DATA LISTING
=====
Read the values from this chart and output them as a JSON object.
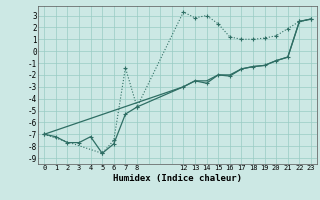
{
  "xlabel": "Humidex (Indice chaleur)",
  "bg_color": "#cce8e4",
  "grid_color": "#99ccc4",
  "line_color": "#2e6e64",
  "xlim": [
    -0.5,
    23.5
  ],
  "ylim": [
    -9.5,
    3.8
  ],
  "xtick_positions": [
    0,
    1,
    2,
    3,
    4,
    5,
    6,
    7,
    8,
    12,
    13,
    14,
    15,
    16,
    17,
    18,
    19,
    20,
    21,
    22,
    23
  ],
  "xtick_labels": [
    "0",
    "1",
    "2",
    "3",
    "4",
    "5",
    "6",
    "7",
    "8",
    "12",
    "13",
    "14",
    "15",
    "16",
    "17",
    "18",
    "19",
    "20",
    "21",
    "22",
    "23"
  ],
  "ytick_positions": [
    3,
    2,
    1,
    0,
    -1,
    -2,
    -3,
    -4,
    -5,
    -6,
    -7,
    -8,
    -9
  ],
  "ytick_labels": [
    "3",
    "2",
    "1",
    "0",
    "-1",
    "-2",
    "-3",
    "-4",
    "-5",
    "-6",
    "-7",
    "-8",
    "-9"
  ],
  "series1_x": [
    0,
    1,
    2,
    3,
    4,
    5,
    6,
    7,
    8,
    12,
    13,
    14,
    15,
    16,
    17,
    18,
    19,
    20,
    21,
    22,
    23
  ],
  "series1_y": [
    -7.0,
    -7.2,
    -7.7,
    -7.7,
    -7.2,
    -8.6,
    -7.8,
    -5.3,
    -4.7,
    -3.0,
    -2.5,
    -2.7,
    -2.0,
    -2.1,
    -1.5,
    -1.3,
    -1.2,
    -0.8,
    -0.5,
    2.5,
    2.7
  ],
  "series2_x": [
    0,
    5,
    6,
    7,
    8,
    12,
    13,
    14,
    15,
    16,
    17,
    18,
    19,
    20,
    21,
    22,
    23
  ],
  "series2_y": [
    -7.0,
    -8.6,
    -7.5,
    -1.4,
    -4.7,
    3.3,
    2.8,
    3.0,
    2.3,
    1.2,
    1.0,
    1.0,
    1.1,
    1.3,
    1.9,
    2.5,
    2.7
  ],
  "series3_x": [
    0,
    12,
    13,
    14,
    15,
    16,
    17,
    18,
    19,
    20,
    21,
    22,
    23
  ],
  "series3_y": [
    -7.0,
    -3.0,
    -2.5,
    -2.5,
    -2.0,
    -2.0,
    -1.5,
    -1.3,
    -1.2,
    -0.8,
    -0.5,
    2.5,
    2.7
  ]
}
=====
DIRECTION
Output the data above without changes, apart from leaving out the pictures.

TASK RESULT
Read the values from this chart and output them as a JSON object.
{
  "xlabel": "Humidex (Indice chaleur)",
  "bg_color": "#cce8e4",
  "grid_color": "#99ccc4",
  "line_color": "#2e6e64",
  "xlim": [
    -0.5,
    23.5
  ],
  "ylim": [
    -9.5,
    3.8
  ],
  "xtick_positions": [
    0,
    1,
    2,
    3,
    4,
    5,
    6,
    7,
    8,
    12,
    13,
    14,
    15,
    16,
    17,
    18,
    19,
    20,
    21,
    22,
    23
  ],
  "xtick_labels": [
    "0",
    "1",
    "2",
    "3",
    "4",
    "5",
    "6",
    "7",
    "8",
    "12",
    "13",
    "14",
    "15",
    "16",
    "17",
    "18",
    "19",
    "20",
    "21",
    "22",
    "23"
  ],
  "ytick_positions": [
    3,
    2,
    1,
    0,
    -1,
    -2,
    -3,
    -4,
    -5,
    -6,
    -7,
    -8,
    -9
  ],
  "ytick_labels": [
    "3",
    "2",
    "1",
    "0",
    "-1",
    "-2",
    "-3",
    "-4",
    "-5",
    "-6",
    "-7",
    "-8",
    "-9"
  ],
  "series1_x": [
    0,
    1,
    2,
    3,
    4,
    5,
    6,
    7,
    8,
    12,
    13,
    14,
    15,
    16,
    17,
    18,
    19,
    20,
    21,
    22,
    23
  ],
  "series1_y": [
    -7.0,
    -7.2,
    -7.7,
    -7.7,
    -7.2,
    -8.6,
    -7.8,
    -5.3,
    -4.7,
    -3.0,
    -2.5,
    -2.7,
    -2.0,
    -2.1,
    -1.5,
    -1.3,
    -1.2,
    -0.8,
    -0.5,
    2.5,
    2.7
  ],
  "series2_x": [
    0,
    5,
    6,
    7,
    8,
    12,
    13,
    14,
    15,
    16,
    17,
    18,
    19,
    20,
    21,
    22,
    23
  ],
  "series2_y": [
    -7.0,
    -8.6,
    -7.5,
    -1.4,
    -4.7,
    3.3,
    2.8,
    3.0,
    2.3,
    1.2,
    1.0,
    1.0,
    1.1,
    1.3,
    1.9,
    2.5,
    2.7
  ],
  "series3_x": [
    0,
    12,
    13,
    14,
    15,
    16,
    17,
    18,
    19,
    20,
    21,
    22,
    23
  ],
  "series3_y": [
    -7.0,
    -3.0,
    -2.5,
    -2.5,
    -2.0,
    -2.0,
    -1.5,
    -1.3,
    -1.2,
    -0.8,
    -0.5,
    2.5,
    2.7
  ]
}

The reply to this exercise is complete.